:: Article
Nous sommes à Baume-les-Dames, un petite ville du département du Doubs.
Il fait froid, et la combinaison du brouillard, de la nuit et de la pluie ne rend pas la route très rassurante. Soudain, au bord de la route, une auto-stoppeuse fait son apparition dans l’épais brouillard, tel un étrange spectre rose. Oui, rose. Je réagis un peu tard et… Non, je ne l’ai pas écrasée. (Mais peut-être aurais-je dû ?…) Je fais demi-tour dès que je peux et arrive à sa hauteur, de l’autre côté de la route. Je réussis à lui faire comprendre que, malgré les apparences, je vais bien dans sa direction.
Elle dit : « Ah mais alors vous pourriez m’emmener ? »
Je pense : Non, non, j’ai fait demi-tour pour admirer ton superbe manteau à poils rose ! Bouge pas, j’prends une photo !
Sauf que… À l’époque, on ne sortait pas son téléphone pour prendre une photo. Un téléphone, ça permettait de téléphoner. Et de jouer à Snake. Mon Nokia 5110, malgré son impressionnant gabarit, n’intégrait pas d’appareil photo. C’est fort dommage, ça valait des points. Je suis un brin moqueur (et aussi un brun moqueur ), mais là, c’était légitime !
Bref, elle se rend à Montbéliard, c’est ma route et elle monte.
Vanessa a 22 ans. Elle est enceinte de 6 mois et demi, elle habite à Baume-les-Dames, où elle a toujours vécu. Une pure doubienne, quoi. Son rêve : habiter un jour à Paris. Mais il faut de l’argent pour ça. Elle me demande s’il y a un chien derrière, ou un chat. Je lui réponds que non. Après s’être assurée que j’aimais bien les chats, elle m’annonce qu’elle en a trois :
- une chatte,
- Félix,
- et un chat roux.
::::
Consigne a ▸ Recopiez à l'identique le passage de l'article qui commence par les mots contenant « Je pense : Non, non, j’ai » et se termine par « c’était légitime ! ».
:: Jeu de données
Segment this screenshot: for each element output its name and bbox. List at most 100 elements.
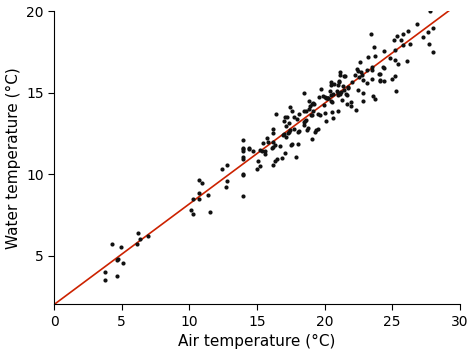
Point bbox=[195, 196, 203, 202]
Point bbox=[145, 234, 152, 239]
Point bbox=[392, 88, 400, 94]
Point bbox=[367, 32, 374, 37]
Point bbox=[406, 41, 414, 47]
Point bbox=[399, 43, 406, 48]
Point bbox=[282, 114, 289, 120]
Point bbox=[328, 82, 335, 88]
Point bbox=[388, 76, 395, 82]
Point bbox=[419, 34, 427, 40]
Point bbox=[334, 108, 341, 113]
Point bbox=[348, 80, 356, 85]
Point bbox=[429, 25, 437, 31]
Point bbox=[334, 92, 342, 98]
Point bbox=[369, 76, 376, 81]
Point bbox=[195, 190, 203, 196]
Point bbox=[343, 102, 351, 107]
Point bbox=[276, 143, 284, 148]
Point bbox=[117, 244, 125, 250]
Point bbox=[195, 177, 203, 182]
Point bbox=[352, 107, 360, 113]
Point bbox=[289, 108, 296, 114]
Point bbox=[269, 145, 276, 151]
Point bbox=[259, 141, 267, 146]
Point bbox=[101, 277, 109, 283]
Point bbox=[286, 104, 293, 110]
Point bbox=[288, 141, 296, 147]
Point bbox=[354, 88, 362, 93]
Point bbox=[305, 106, 312, 112]
Point bbox=[368, 64, 376, 70]
Point bbox=[304, 125, 311, 131]
Point bbox=[322, 118, 330, 124]
Point bbox=[240, 148, 247, 154]
Point bbox=[320, 103, 328, 108]
Point bbox=[302, 109, 310, 114]
Point bbox=[364, 80, 371, 85]
Point bbox=[327, 92, 335, 98]
Point bbox=[380, 65, 388, 71]
Point bbox=[269, 140, 277, 145]
Point bbox=[327, 88, 334, 93]
Point bbox=[254, 158, 262, 164]
Point bbox=[322, 110, 329, 115]
Point bbox=[283, 114, 291, 119]
Point bbox=[284, 130, 292, 136]
Point bbox=[240, 193, 247, 199]
Point bbox=[413, 21, 421, 27]
Point bbox=[337, 69, 344, 75]
Point bbox=[319, 93, 327, 99]
Point bbox=[314, 111, 321, 116]
Point bbox=[285, 129, 292, 135]
Point bbox=[114, 256, 121, 262]
Point bbox=[397, 37, 404, 43]
Point bbox=[240, 145, 247, 151]
Point bbox=[333, 89, 340, 94]
Point bbox=[425, 42, 433, 47]
Point bbox=[300, 122, 308, 128]
Point bbox=[327, 98, 335, 104]
Point bbox=[321, 95, 328, 100]
Point bbox=[240, 173, 247, 178]
Point bbox=[334, 83, 342, 88]
Point bbox=[336, 91, 344, 97]
Point bbox=[328, 79, 335, 84]
Point bbox=[357, 69, 365, 75]
Point bbox=[300, 91, 307, 96]
Point bbox=[316, 113, 324, 118]
Point bbox=[323, 95, 330, 101]
Point bbox=[335, 79, 343, 84]
Point bbox=[282, 124, 289, 129]
Point bbox=[347, 99, 355, 105]
Point bbox=[339, 83, 346, 89]
Point bbox=[301, 119, 308, 125]
Point bbox=[355, 68, 362, 73]
Point bbox=[393, 33, 401, 39]
Point bbox=[399, 31, 407, 37]
Point bbox=[328, 99, 336, 105]
Point bbox=[264, 136, 271, 141]
Point bbox=[288, 142, 295, 148]
Point bbox=[223, 163, 230, 168]
Point bbox=[302, 118, 310, 123]
Point bbox=[292, 154, 300, 160]
Point bbox=[286, 127, 294, 133]
Point bbox=[322, 95, 330, 101]
Point bbox=[341, 73, 348, 79]
Point bbox=[273, 111, 280, 116]
Point bbox=[429, 49, 437, 55]
Point bbox=[245, 145, 252, 151]
Point bbox=[404, 28, 411, 34]
Point bbox=[189, 196, 197, 202]
Point bbox=[301, 108, 308, 114]
Point bbox=[278, 155, 286, 160]
Point bbox=[345, 84, 352, 89]
Point bbox=[269, 130, 277, 136]
Point bbox=[359, 98, 367, 103]
Point bbox=[330, 82, 338, 87]
Point bbox=[340, 87, 347, 93]
Point bbox=[391, 57, 399, 62]
Point bbox=[358, 72, 366, 78]
Point bbox=[240, 171, 247, 176]
Point bbox=[370, 93, 377, 99]
Point bbox=[371, 96, 379, 102]
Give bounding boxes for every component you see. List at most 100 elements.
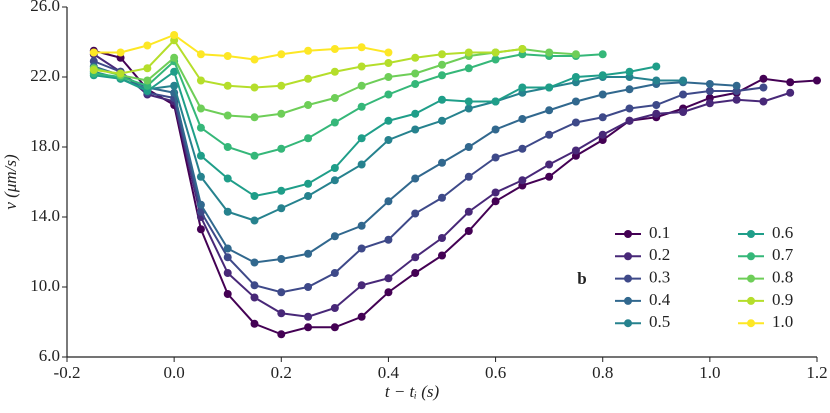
- point: [679, 90, 688, 99]
- point: [571, 73, 580, 81]
- series-line: [93, 47, 576, 119]
- point: [571, 146, 580, 155]
- point: [196, 200, 205, 209]
- point: [277, 204, 286, 213]
- point: [411, 253, 420, 262]
- point: [384, 59, 393, 67]
- y-tick-label: 14.0: [30, 206, 60, 225]
- point: [813, 76, 821, 85]
- point: [679, 108, 688, 116]
- point: [786, 88, 795, 97]
- point: [759, 83, 768, 92]
- point: [625, 104, 634, 113]
- point: [652, 109, 661, 118]
- point: [571, 118, 580, 127]
- point: [384, 90, 393, 99]
- point: [545, 48, 554, 57]
- point: [384, 274, 393, 283]
- point: [277, 186, 286, 195]
- point: [330, 176, 339, 185]
- point: [304, 323, 313, 332]
- y-tick-label: 10.0: [30, 276, 60, 295]
- point: [571, 50, 580, 59]
- point: [277, 81, 286, 90]
- point: [357, 81, 366, 90]
- point: [464, 143, 473, 151]
- point: [223, 81, 232, 90]
- point: [545, 106, 554, 115]
- point: [411, 69, 420, 78]
- legend-title: b: [577, 269, 586, 288]
- point: [330, 118, 339, 127]
- point: [705, 87, 714, 95]
- legend-label: 1.0: [772, 312, 793, 331]
- legend-marker: [624, 274, 632, 283]
- point: [518, 176, 527, 185]
- point: [277, 309, 286, 318]
- point: [304, 312, 313, 321]
- y-tick-label: 22.0: [30, 66, 60, 85]
- point: [491, 48, 500, 57]
- point: [196, 76, 205, 85]
- point: [464, 207, 473, 216]
- point: [357, 102, 366, 111]
- point: [223, 207, 232, 216]
- point: [518, 144, 527, 153]
- point: [491, 197, 500, 206]
- point: [304, 74, 313, 83]
- point: [598, 50, 607, 59]
- point: [357, 134, 366, 143]
- point: [250, 293, 259, 302]
- point: [732, 95, 741, 104]
- point: [598, 130, 607, 139]
- point: [304, 179, 313, 188]
- point: [196, 50, 205, 59]
- point: [170, 67, 179, 76]
- point: [652, 76, 661, 85]
- legend-marker: [747, 230, 755, 238]
- point: [411, 174, 420, 183]
- point: [625, 116, 634, 125]
- x-tick-label: -0.2: [54, 363, 81, 382]
- point: [598, 71, 607, 80]
- legend-marker: [747, 252, 755, 261]
- point: [357, 312, 366, 321]
- point: [464, 64, 473, 73]
- point: [250, 192, 259, 200]
- point: [411, 80, 420, 88]
- point: [545, 172, 554, 181]
- legend-label: 0.9: [772, 290, 793, 309]
- point: [384, 48, 393, 57]
- series-line: [93, 53, 603, 157]
- point: [170, 31, 179, 39]
- point: [250, 281, 259, 290]
- point: [143, 64, 152, 73]
- point: [491, 153, 500, 162]
- point: [196, 104, 205, 113]
- point: [384, 116, 393, 125]
- point: [786, 78, 795, 87]
- point: [545, 83, 554, 92]
- point: [357, 244, 366, 253]
- point: [384, 235, 393, 244]
- point: [464, 97, 473, 106]
- point: [464, 227, 473, 235]
- point: [304, 134, 313, 143]
- point: [545, 160, 554, 169]
- point: [438, 116, 446, 125]
- point: [411, 269, 420, 277]
- point: [438, 193, 446, 202]
- point: [652, 62, 661, 71]
- point: [384, 73, 393, 81]
- point: [759, 74, 768, 83]
- y-tick-label: 26.0: [30, 0, 60, 15]
- legend-marker: [747, 274, 755, 283]
- legend-label: 0.2: [649, 245, 670, 264]
- point: [384, 197, 393, 206]
- point: [116, 69, 125, 78]
- point: [438, 234, 446, 242]
- point: [250, 55, 259, 64]
- point: [518, 45, 527, 53]
- point: [223, 244, 232, 253]
- point: [411, 209, 420, 218]
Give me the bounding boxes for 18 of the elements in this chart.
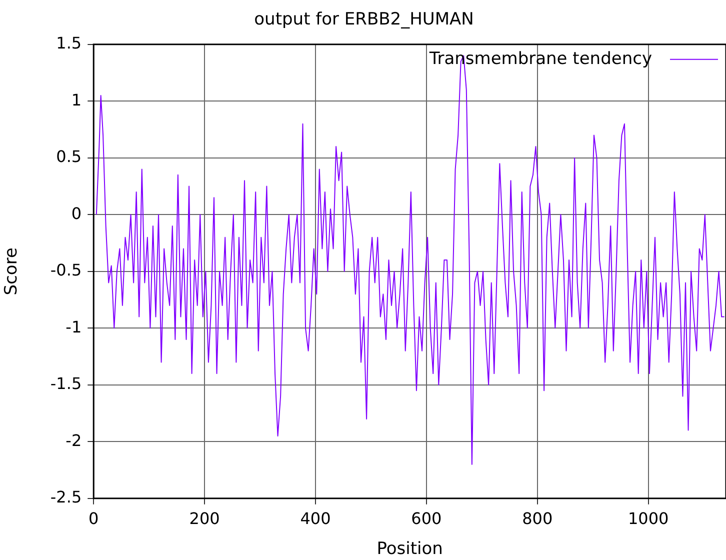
y-tick-label: -0.5 <box>50 260 82 280</box>
y-tick-label: -2 <box>66 430 82 450</box>
y-tick-label: 1.5 <box>56 34 82 53</box>
x-tick-label: 600 <box>411 509 442 528</box>
y-tick-label: -2.5 <box>50 488 82 507</box>
x-tick-label: 200 <box>189 509 220 528</box>
chart-title: output for ERBB2_HUMAN <box>254 10 474 30</box>
x-tick-label: 400 <box>300 509 331 528</box>
x-tick-label: 0 <box>88 509 99 528</box>
y-tick-label: 0 <box>71 204 82 223</box>
x-tick-label: 1000 <box>628 509 669 528</box>
y-tick-label: 0.5 <box>56 147 82 166</box>
y-axis-title: Score <box>2 248 22 296</box>
y-tick-label: 1 <box>71 90 82 110</box>
x-tick-label: 800 <box>522 509 553 528</box>
x-axis-title: Position <box>376 539 443 560</box>
y-tick-label: -1.5 <box>50 374 82 394</box>
y-tick-label: -1 <box>66 317 82 336</box>
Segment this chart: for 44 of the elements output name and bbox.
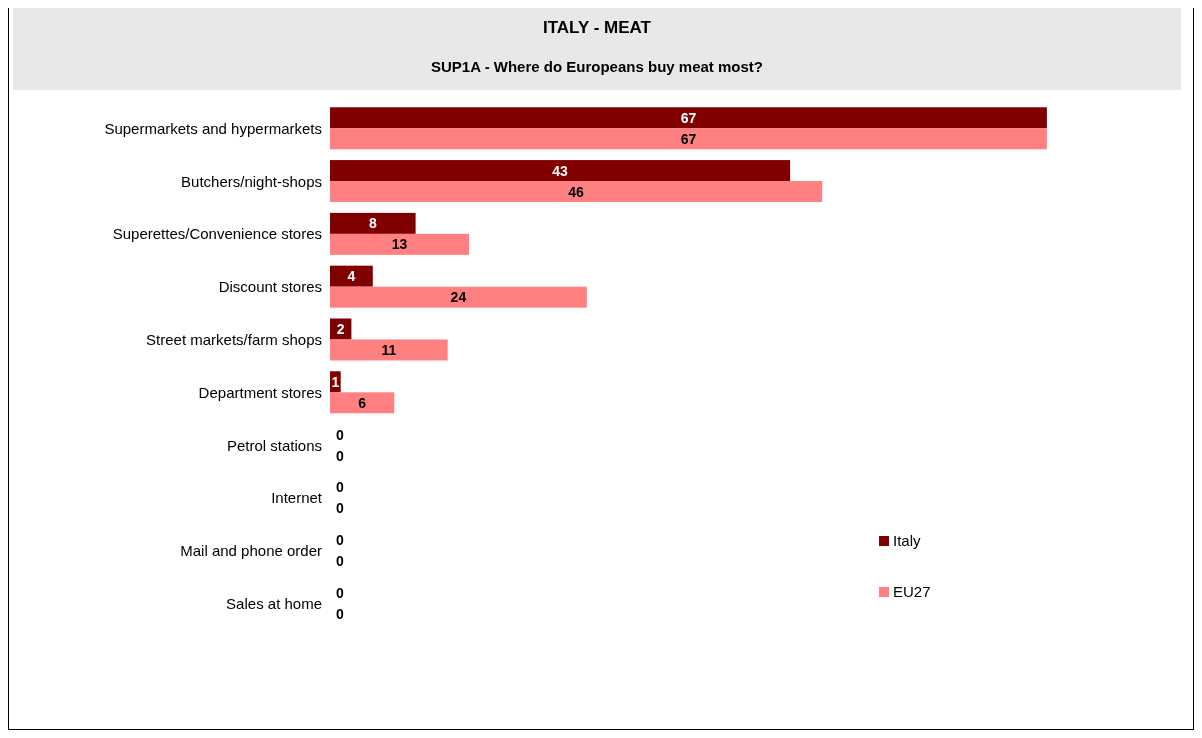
data-label: 2 bbox=[336, 320, 345, 337]
data-label: 0 bbox=[336, 447, 345, 464]
chart-subtitle: SUP1A - Where do Europeans buy meat most? bbox=[430, 58, 764, 75]
y-tick-label: Internet bbox=[271, 489, 323, 507]
y-tick-label: Butchers/night-shops bbox=[181, 172, 322, 190]
bar bbox=[330, 107, 1047, 129]
data-label: 6 bbox=[358, 394, 367, 411]
bar bbox=[330, 160, 791, 182]
data-label: 0 bbox=[336, 605, 345, 622]
data-label: 67 bbox=[680, 109, 697, 126]
data-label: 8 bbox=[368, 215, 377, 232]
data-label: 4 bbox=[347, 268, 356, 285]
data-label: 11 bbox=[381, 341, 397, 358]
bar bbox=[330, 392, 395, 414]
data-label: 46 bbox=[568, 183, 585, 200]
data-label: 43 bbox=[552, 162, 569, 179]
bar bbox=[330, 233, 470, 255]
data-label: 0 bbox=[336, 584, 345, 601]
data-label: 0 bbox=[336, 532, 345, 549]
bar bbox=[330, 181, 823, 203]
chart-title: ITALY - MEAT bbox=[542, 18, 652, 38]
y-tick-label: Superettes/Convenience stores bbox=[112, 225, 322, 243]
data-label: 0 bbox=[336, 479, 345, 496]
legend-label: EU27 bbox=[893, 583, 931, 600]
data-label: 67 bbox=[680, 130, 697, 147]
bar bbox=[330, 128, 1047, 150]
y-tick-label: Supermarkets and hypermarkets bbox=[104, 119, 322, 137]
data-label: 0 bbox=[336, 500, 345, 517]
bar bbox=[330, 339, 448, 361]
bar bbox=[330, 286, 587, 308]
y-tick-label: Mail and phone order bbox=[180, 542, 322, 560]
y-tick-label: Street markets/farm shops bbox=[146, 330, 322, 348]
data-label: 0 bbox=[336, 426, 345, 443]
y-tick-label: Department stores bbox=[198, 383, 322, 401]
bar bbox=[330, 265, 373, 287]
bar bbox=[330, 212, 416, 234]
legend-label: Italy bbox=[893, 532, 921, 549]
data-label: 1 bbox=[331, 373, 340, 390]
y-tick-label: Sales at home bbox=[226, 594, 322, 612]
data-label: 13 bbox=[391, 236, 408, 253]
y-tick-label: Discount stores bbox=[218, 278, 322, 296]
data-label: 24 bbox=[450, 289, 467, 306]
y-tick-label: Petrol stations bbox=[226, 436, 322, 454]
data-label: 0 bbox=[336, 553, 345, 570]
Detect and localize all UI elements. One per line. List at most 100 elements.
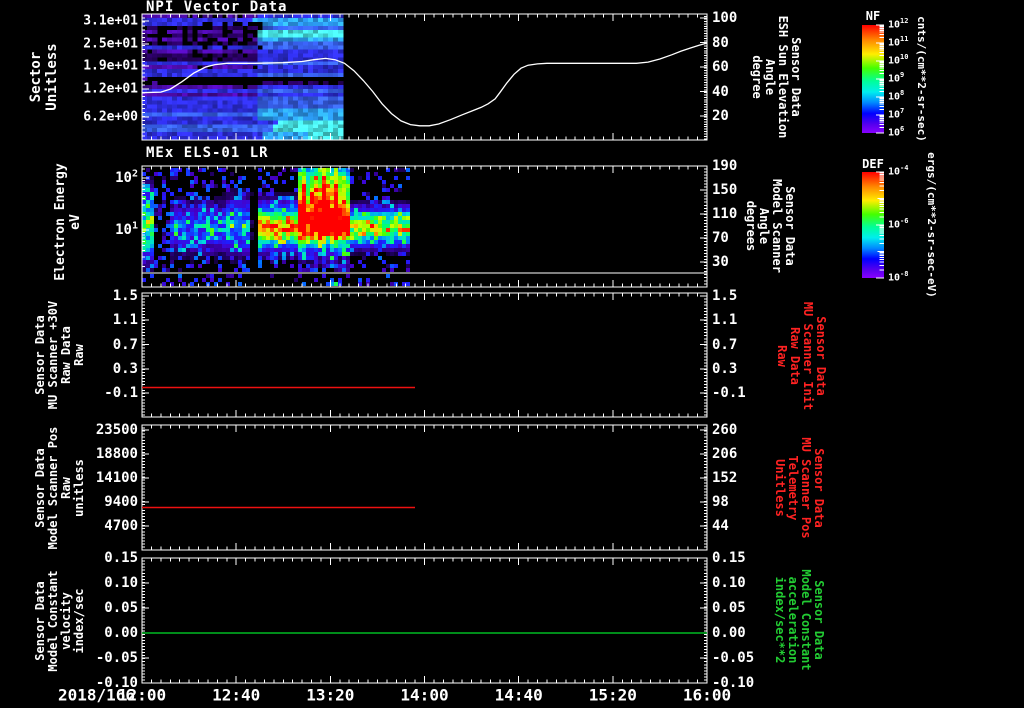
p2-rtick-label: 150 [712, 182, 738, 198]
p3-rtick-label: 0.3 [712, 360, 738, 377]
p5-ylabel-line: index/sec [72, 587, 86, 654]
def-tick-label: 10-4 [888, 164, 909, 178]
x-tick-label: 13:20 [306, 685, 355, 705]
def-tick-label: 10-6 [888, 217, 909, 231]
def-tick-label: 10-8 [888, 270, 909, 284]
p4-right-label: Sensor Data MU Scanner Pos Telemetry Unitle… [773, 437, 826, 539]
p1-rtick-label: 40 [712, 83, 729, 100]
p4-right-label-line: Telemetry [786, 455, 800, 521]
p3-rtick-label: 1.1 [712, 312, 738, 329]
p3-ytick-label: 1.1 [112, 312, 138, 329]
p5-ytick-label: -0.10 [95, 675, 138, 691]
p4-rtick-label: 44 [712, 518, 729, 534]
p1-rtick-label: 100 [712, 10, 738, 26]
npi-spectrogram [142, 14, 344, 141]
x-tick-label: 14:00 [400, 685, 449, 705]
p3-ytick-label: 1.5 [112, 288, 138, 304]
p5-right-label-line: Model Constant [799, 569, 813, 671]
p3-ytick-label: 0.7 [112, 336, 138, 353]
p4-right-label-line: Sensor Data [812, 448, 826, 528]
x-tick-label: 15:20 [588, 685, 637, 705]
p4-ytick-label: 9400 [104, 494, 138, 510]
els-spectrogram [142, 168, 410, 286]
p2-ylabel-line: eV [68, 214, 83, 230]
p1-rtick-label: 20 [712, 108, 729, 124]
p5-rtick-label: 0.00 [712, 625, 746, 641]
p4-rtick-label: 206 [712, 446, 738, 462]
p4-ytick-label: 14100 [95, 470, 138, 486]
p1-right-label-line: Angle [763, 58, 777, 96]
p2-right-label-line: Angle [757, 207, 771, 245]
nf-tick-label: 1010 [888, 53, 909, 67]
nf-tick-label: 109 [888, 71, 905, 85]
p5-rtick-label: 0.15 [712, 550, 746, 566]
colorbar2-units: ergs/(cm**2-sr-sec-eV) [925, 152, 938, 298]
p5-rtick-label: -0.10 [712, 675, 755, 691]
p5-rtick-label: -0.05 [712, 650, 755, 666]
nf-tick-label: 1012 [888, 17, 909, 31]
panel-frames-and-ticks [141, 13, 708, 684]
p1-ylabel: Sector Unitless [28, 43, 60, 110]
p2-ytick-label: 101 [115, 220, 138, 238]
p5-right-label-line: acceleration [786, 576, 800, 664]
p3-right-label-line: Raw Data [788, 327, 802, 385]
colorbar1-units: cnts/(cm**2-sr-sec) [915, 16, 928, 142]
p1-right-label-line: ESH Sun Elevation [776, 15, 790, 139]
p3-ytick-label: 0.3 [112, 360, 138, 377]
nf-tick-label: 107 [888, 107, 905, 121]
p4-ylabel: Sensor Data Model Scanner Pos Raw unitless [33, 426, 86, 549]
p2-rtick-label: 70 [712, 230, 729, 246]
esh-elevation-line [141, 42, 708, 127]
p3-ylabel-line: Raw [72, 344, 86, 366]
panel1-title: NPI Vector Data [146, 0, 288, 15]
nf-tick-label: 1011 [888, 35, 909, 49]
p5-rtick-label: 0.05 [712, 600, 746, 616]
p2-rtick-label: 30 [712, 254, 729, 270]
p2-rtick-label: 190 [712, 158, 738, 174]
panel2-title: MEx ELS-01 LR [146, 145, 269, 161]
p2-right-label-line: Model Scanner [770, 179, 784, 273]
p4-ytick-label: 18800 [95, 446, 138, 462]
colorbar1-units-line: cnts/(cm**2-sr-sec) [915, 16, 928, 142]
p3-right-label-line: Sensor Data [814, 316, 828, 396]
x-tick-label: 16:00 [682, 685, 732, 705]
p2-ylabel-line: Electron Energy [53, 163, 68, 281]
p1-ylabel-line: Sector [28, 51, 44, 103]
p1-ytick-label: 2.5e+01 [83, 36, 138, 52]
p3-rtick-label: 1.5 [712, 288, 738, 304]
p4-rtick-label: 260 [712, 422, 738, 438]
p4-rtick-label: 98 [712, 494, 729, 510]
p5-right-label-line: index/sec**2 [773, 576, 787, 664]
nf-tick-label: 108 [888, 89, 905, 103]
p2-right-label: Sensor Data Model Scanner Angle degrees [744, 179, 797, 273]
nf-tick-label: 106 [888, 125, 905, 139]
p3-right-label: Sensor Data MU Scanner Init Raw Data Raw [775, 302, 828, 410]
p1-ylabel-line: Unitless [44, 43, 60, 111]
p1-rtick-label: 60 [712, 59, 729, 75]
p3-rtick-label: 0.7 [712, 336, 738, 353]
p2-ytick-label: 102 [115, 168, 138, 186]
p5-ytick-label: 0.15 [104, 550, 138, 566]
p2-rtick-label: 110 [712, 206, 738, 222]
p5-right-label-line: Sensor Data [812, 580, 826, 660]
p2-right-label-line: degrees [744, 200, 758, 252]
p4-right-label-line: Unitless [773, 459, 787, 517]
p1-right-label-line: Sensor Data [789, 37, 803, 117]
p4-right-label-line: MU Scanner Pos [799, 437, 813, 539]
p1-right-label-line: degree [750, 55, 764, 99]
x-tick-label: 14:40 [494, 685, 543, 705]
colorbar2-title: DEF [862, 157, 884, 171]
p4-ytick-label: 23500 [95, 422, 138, 438]
colorbars [862, 24, 884, 279]
p1-ytick-label: 6.2e+00 [83, 109, 138, 125]
p5-ytick-label: -0.05 [95, 650, 138, 666]
p4-ylabel-line: unitless [72, 458, 86, 517]
p2-right-label-line: Sensor Data [783, 186, 797, 266]
p1-ytick-label: 3.1e+01 [83, 13, 138, 29]
colorbar1-title: NF [865, 9, 881, 23]
p5-ytick-label: 0.05 [104, 600, 138, 616]
p3-right-label-line: Raw [775, 345, 789, 367]
p1-ytick-label: 1.9e+01 [83, 58, 138, 74]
::::
Consigne b ▸ Dans les enregistrements, répétez fidèlement les lignes qui vont de celle contenant « y-tick-label: -0.5 <box>50 260 82 280</box> » jusqu'à celle contenant « y-axis-title: Score <box>2 248 22 296</box> », ces deux lignes incluses, et rien d'autre.

Réponse rédigée a ▸
Je pense : Non, non, j’ai fait demi-tour pour admirer ton superbe manteau à poils rose ! Bouge pas, j’prends une photo !
Sauf que… À l’époque, on ne sortait pas son téléphone pour prendre une photo. Un téléphone, ça permettait de téléphoner. Et de jouer à Snake. Mon Nokia 5110, malgré son impressionnant gabarit, n’intégrait pas d’appareil photo. C’est fort dommage, ça valait des points. Je suis un brin moqueur (et aussi un brun moqueur ), mais là, c’était légitime !

Réponse rédigée b ▸
y-tick-label: -0.5 <box>50 260 82 280</box>
y-tick-label: -2 <box>66 430 82 450</box>
y-tick-label: 1.5 <box>56 34 82 53</box>
x-tick-label: 600 <box>411 509 442 528</box>
y-tick-label: -2.5 <box>50 488 82 507</box>
x-tick-label: 200 <box>189 509 220 528</box>
chart-title: output for ERBB2_HUMAN <box>254 10 474 30</box>
x-tick-label: 400 <box>300 509 331 528</box>
x-tick-label: 0 <box>88 509 99 528</box>
y-tick-label: 0 <box>71 204 82 223</box>
x-tick-label: 1000 <box>628 509 669 528</box>
y-tick-label: 0.5 <box>56 147 82 166</box>
y-axis-title: Score <box>2 248 22 296</box>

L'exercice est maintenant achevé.